Excerpt from a dataset
## Begin

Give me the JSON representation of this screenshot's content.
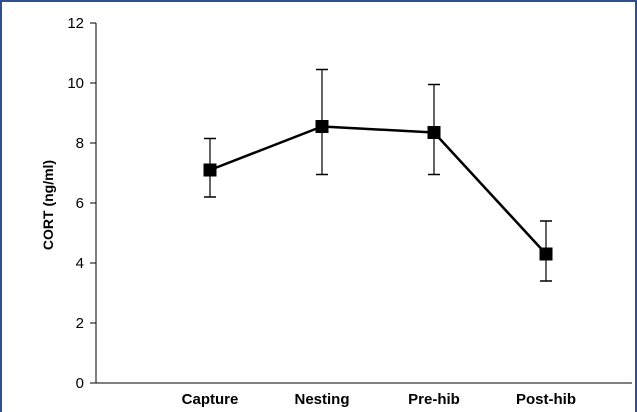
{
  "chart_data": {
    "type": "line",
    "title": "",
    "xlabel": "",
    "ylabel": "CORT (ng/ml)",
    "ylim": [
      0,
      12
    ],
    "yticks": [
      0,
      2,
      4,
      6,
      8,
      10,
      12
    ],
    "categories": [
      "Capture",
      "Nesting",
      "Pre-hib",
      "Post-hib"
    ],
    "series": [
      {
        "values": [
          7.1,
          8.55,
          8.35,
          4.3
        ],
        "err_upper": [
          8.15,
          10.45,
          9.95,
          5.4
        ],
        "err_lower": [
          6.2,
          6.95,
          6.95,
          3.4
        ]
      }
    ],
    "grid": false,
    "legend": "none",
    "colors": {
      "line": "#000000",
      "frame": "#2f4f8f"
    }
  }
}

## End

* BRIEF
Reproduce the material in full, word for word, and omit the pictures.

* ANSWER FOR THE TASK
Give me the JSON representation of this screenshot's content.
{
  "chart_data": {
    "type": "line",
    "title": "",
    "xlabel": "",
    "ylabel": "CORT (ng/ml)",
    "ylim": [
      0,
      12
    ],
    "yticks": [
      0,
      2,
      4,
      6,
      8,
      10,
      12
    ],
    "categories": [
      "Capture",
      "Nesting",
      "Pre-hib",
      "Post-hib"
    ],
    "series": [
      {
        "values": [
          7.1,
          8.55,
          8.35,
          4.3
        ],
        "err_upper": [
          8.15,
          10.45,
          9.95,
          5.4
        ],
        "err_lower": [
          6.2,
          6.95,
          6.95,
          3.4
        ]
      }
    ],
    "grid": false,
    "legend": "none",
    "colors": {
      "line": "#000000",
      "frame": "#2f4f8f"
    }
  }
}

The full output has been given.